Stored data:
• • • • • • •

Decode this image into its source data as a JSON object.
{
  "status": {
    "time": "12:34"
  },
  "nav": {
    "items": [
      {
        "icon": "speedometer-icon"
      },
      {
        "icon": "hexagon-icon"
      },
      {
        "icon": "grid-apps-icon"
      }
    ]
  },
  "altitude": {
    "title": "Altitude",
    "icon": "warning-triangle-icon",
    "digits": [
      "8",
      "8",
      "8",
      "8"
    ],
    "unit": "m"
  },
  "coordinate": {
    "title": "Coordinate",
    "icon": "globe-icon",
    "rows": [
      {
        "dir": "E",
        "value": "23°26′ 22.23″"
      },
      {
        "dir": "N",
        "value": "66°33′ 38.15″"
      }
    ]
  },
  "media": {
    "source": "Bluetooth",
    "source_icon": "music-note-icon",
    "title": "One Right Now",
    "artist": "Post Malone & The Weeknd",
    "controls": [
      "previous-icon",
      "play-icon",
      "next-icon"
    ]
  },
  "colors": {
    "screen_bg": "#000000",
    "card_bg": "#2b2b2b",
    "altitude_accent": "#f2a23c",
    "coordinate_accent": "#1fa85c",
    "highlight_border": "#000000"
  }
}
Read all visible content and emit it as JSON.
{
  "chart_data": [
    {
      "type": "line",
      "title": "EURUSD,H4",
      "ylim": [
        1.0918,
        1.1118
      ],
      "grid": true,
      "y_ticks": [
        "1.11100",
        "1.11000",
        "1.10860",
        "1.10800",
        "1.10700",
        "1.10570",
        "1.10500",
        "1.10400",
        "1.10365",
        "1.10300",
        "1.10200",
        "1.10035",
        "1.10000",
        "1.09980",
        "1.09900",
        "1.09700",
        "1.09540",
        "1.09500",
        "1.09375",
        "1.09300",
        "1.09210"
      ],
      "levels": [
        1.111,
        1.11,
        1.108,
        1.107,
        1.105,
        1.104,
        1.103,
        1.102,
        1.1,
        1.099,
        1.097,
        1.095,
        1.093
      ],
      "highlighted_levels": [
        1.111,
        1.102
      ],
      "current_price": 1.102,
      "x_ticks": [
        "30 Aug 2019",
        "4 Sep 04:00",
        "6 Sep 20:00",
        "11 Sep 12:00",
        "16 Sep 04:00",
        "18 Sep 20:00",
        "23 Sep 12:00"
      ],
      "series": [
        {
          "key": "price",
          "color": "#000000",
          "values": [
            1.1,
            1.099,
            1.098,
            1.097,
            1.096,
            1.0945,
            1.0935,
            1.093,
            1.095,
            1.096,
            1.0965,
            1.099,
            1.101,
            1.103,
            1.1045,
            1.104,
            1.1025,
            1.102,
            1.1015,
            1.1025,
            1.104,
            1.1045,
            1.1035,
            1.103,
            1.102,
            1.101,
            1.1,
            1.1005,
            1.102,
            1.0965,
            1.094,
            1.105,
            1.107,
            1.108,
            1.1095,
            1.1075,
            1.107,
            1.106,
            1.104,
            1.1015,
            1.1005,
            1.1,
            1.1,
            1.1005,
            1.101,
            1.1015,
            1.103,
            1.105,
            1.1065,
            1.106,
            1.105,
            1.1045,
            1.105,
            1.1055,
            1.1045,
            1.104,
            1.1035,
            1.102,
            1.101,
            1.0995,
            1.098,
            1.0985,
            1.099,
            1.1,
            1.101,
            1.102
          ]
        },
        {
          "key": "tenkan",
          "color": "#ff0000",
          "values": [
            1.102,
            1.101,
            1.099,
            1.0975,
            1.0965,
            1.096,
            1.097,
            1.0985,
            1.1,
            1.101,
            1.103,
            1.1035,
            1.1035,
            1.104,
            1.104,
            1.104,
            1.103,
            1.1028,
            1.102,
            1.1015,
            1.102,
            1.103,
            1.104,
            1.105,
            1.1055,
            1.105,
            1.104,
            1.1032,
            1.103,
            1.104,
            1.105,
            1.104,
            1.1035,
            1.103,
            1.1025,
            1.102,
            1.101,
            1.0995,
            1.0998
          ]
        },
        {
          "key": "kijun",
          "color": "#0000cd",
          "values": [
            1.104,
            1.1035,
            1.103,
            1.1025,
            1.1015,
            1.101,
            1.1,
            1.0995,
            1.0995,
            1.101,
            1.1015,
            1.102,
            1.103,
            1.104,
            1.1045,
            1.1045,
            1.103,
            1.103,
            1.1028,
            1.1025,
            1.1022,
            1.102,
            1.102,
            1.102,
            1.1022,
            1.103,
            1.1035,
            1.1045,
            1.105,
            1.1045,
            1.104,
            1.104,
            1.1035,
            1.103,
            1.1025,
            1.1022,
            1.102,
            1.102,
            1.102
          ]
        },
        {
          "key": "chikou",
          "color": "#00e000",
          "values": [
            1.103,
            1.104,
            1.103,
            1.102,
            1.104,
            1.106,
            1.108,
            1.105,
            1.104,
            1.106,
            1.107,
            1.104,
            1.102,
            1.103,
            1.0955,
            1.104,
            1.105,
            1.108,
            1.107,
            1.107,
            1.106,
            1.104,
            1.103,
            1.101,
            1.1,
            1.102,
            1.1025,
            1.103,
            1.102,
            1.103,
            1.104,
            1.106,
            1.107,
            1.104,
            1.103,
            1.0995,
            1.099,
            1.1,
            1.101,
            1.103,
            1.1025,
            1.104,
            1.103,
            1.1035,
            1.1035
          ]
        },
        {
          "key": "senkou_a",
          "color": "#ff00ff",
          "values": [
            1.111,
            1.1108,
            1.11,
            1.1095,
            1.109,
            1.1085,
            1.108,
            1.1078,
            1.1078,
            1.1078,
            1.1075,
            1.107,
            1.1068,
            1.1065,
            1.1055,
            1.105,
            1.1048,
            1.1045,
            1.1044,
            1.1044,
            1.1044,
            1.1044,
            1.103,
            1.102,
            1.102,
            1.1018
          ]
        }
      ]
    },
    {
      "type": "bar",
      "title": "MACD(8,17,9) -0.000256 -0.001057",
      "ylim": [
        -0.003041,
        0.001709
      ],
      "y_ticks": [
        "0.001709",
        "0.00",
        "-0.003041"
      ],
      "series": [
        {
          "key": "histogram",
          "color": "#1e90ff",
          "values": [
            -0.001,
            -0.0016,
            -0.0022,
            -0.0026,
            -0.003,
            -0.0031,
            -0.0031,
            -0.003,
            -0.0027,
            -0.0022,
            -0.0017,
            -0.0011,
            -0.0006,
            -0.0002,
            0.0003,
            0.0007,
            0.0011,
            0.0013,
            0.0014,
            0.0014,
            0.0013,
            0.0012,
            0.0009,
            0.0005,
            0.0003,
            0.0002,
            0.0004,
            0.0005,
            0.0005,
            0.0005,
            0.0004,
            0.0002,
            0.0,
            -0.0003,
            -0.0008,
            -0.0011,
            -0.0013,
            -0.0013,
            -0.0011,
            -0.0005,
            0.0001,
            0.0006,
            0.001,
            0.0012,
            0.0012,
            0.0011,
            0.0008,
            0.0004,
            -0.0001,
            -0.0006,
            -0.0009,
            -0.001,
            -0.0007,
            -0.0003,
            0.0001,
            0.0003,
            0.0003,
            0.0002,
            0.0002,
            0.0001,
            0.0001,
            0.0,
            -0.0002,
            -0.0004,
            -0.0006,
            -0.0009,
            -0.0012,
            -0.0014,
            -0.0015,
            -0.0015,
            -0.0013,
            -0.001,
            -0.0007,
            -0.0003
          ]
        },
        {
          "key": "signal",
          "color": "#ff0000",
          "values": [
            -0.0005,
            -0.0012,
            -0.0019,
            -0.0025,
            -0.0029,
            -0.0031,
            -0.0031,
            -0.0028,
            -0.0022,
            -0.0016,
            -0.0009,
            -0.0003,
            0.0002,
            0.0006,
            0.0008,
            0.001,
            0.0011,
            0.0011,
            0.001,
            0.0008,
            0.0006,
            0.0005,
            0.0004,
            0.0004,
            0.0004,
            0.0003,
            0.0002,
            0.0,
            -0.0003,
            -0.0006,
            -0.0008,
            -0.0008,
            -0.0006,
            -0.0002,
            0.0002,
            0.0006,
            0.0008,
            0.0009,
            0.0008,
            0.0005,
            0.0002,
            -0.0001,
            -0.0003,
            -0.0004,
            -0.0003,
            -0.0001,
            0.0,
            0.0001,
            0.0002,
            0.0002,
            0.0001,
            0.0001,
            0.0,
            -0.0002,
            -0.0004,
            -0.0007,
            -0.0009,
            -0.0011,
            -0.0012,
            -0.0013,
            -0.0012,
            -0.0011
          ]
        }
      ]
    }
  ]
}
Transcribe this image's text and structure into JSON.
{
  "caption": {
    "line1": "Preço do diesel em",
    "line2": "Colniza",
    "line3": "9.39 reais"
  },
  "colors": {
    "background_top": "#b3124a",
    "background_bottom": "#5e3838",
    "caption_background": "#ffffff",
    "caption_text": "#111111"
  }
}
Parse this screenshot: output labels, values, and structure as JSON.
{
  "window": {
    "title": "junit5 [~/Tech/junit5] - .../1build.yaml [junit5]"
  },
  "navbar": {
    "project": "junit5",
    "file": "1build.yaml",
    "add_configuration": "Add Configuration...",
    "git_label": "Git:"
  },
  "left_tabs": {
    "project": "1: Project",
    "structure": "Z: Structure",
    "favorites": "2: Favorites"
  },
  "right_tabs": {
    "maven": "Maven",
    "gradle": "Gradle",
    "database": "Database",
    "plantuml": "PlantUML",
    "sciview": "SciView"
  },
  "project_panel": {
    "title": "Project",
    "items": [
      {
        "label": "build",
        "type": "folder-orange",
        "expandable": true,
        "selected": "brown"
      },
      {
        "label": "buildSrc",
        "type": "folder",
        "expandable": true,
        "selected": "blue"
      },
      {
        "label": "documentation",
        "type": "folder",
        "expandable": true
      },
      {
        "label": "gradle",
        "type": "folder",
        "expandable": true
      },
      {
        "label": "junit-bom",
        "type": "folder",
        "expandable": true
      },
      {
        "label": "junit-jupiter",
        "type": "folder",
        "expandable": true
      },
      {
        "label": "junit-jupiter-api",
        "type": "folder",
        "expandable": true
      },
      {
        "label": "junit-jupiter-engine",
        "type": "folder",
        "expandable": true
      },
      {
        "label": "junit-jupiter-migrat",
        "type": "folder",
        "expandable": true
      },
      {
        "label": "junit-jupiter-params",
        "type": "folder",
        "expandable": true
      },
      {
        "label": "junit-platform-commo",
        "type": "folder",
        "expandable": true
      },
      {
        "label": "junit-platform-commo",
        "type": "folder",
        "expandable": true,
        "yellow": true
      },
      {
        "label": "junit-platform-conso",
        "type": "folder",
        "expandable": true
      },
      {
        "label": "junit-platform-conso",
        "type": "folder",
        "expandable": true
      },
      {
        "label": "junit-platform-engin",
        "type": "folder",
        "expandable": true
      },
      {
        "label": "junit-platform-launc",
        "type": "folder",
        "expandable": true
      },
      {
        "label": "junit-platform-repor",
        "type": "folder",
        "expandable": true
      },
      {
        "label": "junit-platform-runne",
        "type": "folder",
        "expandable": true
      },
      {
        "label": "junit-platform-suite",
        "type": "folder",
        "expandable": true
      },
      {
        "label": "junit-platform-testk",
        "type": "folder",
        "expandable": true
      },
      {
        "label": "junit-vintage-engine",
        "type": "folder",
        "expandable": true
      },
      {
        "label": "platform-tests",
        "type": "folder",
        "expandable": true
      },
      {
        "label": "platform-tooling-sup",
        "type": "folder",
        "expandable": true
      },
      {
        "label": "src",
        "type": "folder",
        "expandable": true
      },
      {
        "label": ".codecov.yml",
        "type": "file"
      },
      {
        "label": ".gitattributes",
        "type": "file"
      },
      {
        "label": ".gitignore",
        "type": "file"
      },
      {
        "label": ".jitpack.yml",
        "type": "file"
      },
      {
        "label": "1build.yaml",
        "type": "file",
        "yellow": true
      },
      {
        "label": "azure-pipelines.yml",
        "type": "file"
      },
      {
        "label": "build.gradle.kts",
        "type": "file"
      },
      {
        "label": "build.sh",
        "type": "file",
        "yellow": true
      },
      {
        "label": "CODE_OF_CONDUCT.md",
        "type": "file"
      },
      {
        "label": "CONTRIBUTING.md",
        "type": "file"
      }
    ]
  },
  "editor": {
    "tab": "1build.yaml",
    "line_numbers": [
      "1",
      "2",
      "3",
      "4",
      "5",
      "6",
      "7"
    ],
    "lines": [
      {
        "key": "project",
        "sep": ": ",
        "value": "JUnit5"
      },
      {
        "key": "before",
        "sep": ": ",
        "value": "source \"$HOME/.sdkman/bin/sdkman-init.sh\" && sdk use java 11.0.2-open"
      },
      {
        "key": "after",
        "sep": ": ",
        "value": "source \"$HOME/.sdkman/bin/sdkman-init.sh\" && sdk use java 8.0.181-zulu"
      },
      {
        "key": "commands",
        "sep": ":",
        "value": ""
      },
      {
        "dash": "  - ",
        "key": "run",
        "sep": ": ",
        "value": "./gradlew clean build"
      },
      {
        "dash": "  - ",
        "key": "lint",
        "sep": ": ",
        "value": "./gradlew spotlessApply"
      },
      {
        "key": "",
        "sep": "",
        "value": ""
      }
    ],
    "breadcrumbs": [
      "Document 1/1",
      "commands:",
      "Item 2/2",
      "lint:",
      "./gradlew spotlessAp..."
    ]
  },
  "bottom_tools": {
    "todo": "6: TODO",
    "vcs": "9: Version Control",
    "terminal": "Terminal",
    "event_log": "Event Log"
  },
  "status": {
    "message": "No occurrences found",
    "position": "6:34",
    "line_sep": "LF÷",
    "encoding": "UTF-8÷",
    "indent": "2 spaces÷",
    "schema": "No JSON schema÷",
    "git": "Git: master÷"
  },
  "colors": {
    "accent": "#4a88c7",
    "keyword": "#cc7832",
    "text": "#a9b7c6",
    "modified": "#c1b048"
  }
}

• • • • • • •

• _CHALLENGE_:
Extract all lines that hold the word "HOME".

• _COMPLETE OUTPUT_:
        "value": "source \"$HOME/.sdkman/bin/sdkman-init.sh\" && sdk use java 11.0.2-open"
        "value": "source \"$HOME/.sdkman/bin/sdkman-init.sh\" && sdk use java 8.0.181-zulu"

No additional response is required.